INSTRUCTIONS TO FOLLOW
Locate every line below that contains the word "Josh" and copy it.

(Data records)
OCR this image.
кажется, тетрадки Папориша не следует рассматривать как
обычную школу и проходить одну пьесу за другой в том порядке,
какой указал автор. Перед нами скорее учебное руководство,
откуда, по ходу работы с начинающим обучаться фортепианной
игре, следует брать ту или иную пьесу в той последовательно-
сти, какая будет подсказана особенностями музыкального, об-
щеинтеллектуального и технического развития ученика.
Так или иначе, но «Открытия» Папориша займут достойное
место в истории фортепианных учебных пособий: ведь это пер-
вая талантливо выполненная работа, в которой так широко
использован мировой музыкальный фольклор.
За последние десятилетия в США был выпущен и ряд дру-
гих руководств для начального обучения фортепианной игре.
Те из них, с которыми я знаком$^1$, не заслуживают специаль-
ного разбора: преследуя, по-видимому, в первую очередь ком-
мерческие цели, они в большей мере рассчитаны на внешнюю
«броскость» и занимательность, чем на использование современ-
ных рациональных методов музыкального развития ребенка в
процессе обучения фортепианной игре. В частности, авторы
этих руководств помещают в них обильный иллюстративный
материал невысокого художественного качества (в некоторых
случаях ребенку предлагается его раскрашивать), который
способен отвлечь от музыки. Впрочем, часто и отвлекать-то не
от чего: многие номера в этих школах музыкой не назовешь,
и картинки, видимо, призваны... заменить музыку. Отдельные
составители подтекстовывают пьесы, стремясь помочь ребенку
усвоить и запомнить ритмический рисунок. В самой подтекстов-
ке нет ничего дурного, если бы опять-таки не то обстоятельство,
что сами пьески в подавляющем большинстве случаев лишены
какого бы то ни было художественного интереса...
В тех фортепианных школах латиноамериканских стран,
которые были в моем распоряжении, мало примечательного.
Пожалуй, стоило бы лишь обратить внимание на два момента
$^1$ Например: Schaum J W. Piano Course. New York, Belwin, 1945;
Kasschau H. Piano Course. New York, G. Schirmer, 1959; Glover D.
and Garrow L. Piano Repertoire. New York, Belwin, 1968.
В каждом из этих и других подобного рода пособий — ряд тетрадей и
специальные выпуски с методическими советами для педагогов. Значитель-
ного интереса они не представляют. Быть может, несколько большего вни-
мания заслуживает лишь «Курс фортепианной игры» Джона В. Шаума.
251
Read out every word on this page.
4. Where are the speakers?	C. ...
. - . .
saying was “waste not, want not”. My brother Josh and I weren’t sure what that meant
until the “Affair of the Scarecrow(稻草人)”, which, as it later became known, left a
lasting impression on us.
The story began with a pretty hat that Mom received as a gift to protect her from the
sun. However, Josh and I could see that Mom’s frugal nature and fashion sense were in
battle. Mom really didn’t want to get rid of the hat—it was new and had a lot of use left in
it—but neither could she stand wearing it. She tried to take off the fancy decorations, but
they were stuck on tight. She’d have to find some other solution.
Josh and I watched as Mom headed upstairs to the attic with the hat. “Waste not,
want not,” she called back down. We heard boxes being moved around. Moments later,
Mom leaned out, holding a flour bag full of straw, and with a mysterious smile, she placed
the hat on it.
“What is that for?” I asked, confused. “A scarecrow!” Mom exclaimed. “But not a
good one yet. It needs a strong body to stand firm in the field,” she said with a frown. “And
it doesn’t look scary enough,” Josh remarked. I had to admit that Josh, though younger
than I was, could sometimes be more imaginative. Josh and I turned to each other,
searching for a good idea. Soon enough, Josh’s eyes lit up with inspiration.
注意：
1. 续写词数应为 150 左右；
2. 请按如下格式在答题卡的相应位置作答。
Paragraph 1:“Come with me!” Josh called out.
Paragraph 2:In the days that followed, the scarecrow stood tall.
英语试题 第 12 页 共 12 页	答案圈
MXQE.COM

CORRECT ANSWER
saying was “waste not, want not”. My brother Josh and I weren’t sure what that meant
sun. However, Josh and I could see that Mom’s frugal nature and fashion sense were in
Josh and I watched as Mom headed upstairs to the attic with the hat. “Waste not,
it doesn’t look scary enough,” Josh remarked. I had to admit that Josh, though younger
than I was, could sometimes be more imaginative. Josh and I turned to each other,
searching for a good idea. Soon enough, Josh’s eyes lit up with inspiration.
Paragraph 1:“Come with me!” Josh called out.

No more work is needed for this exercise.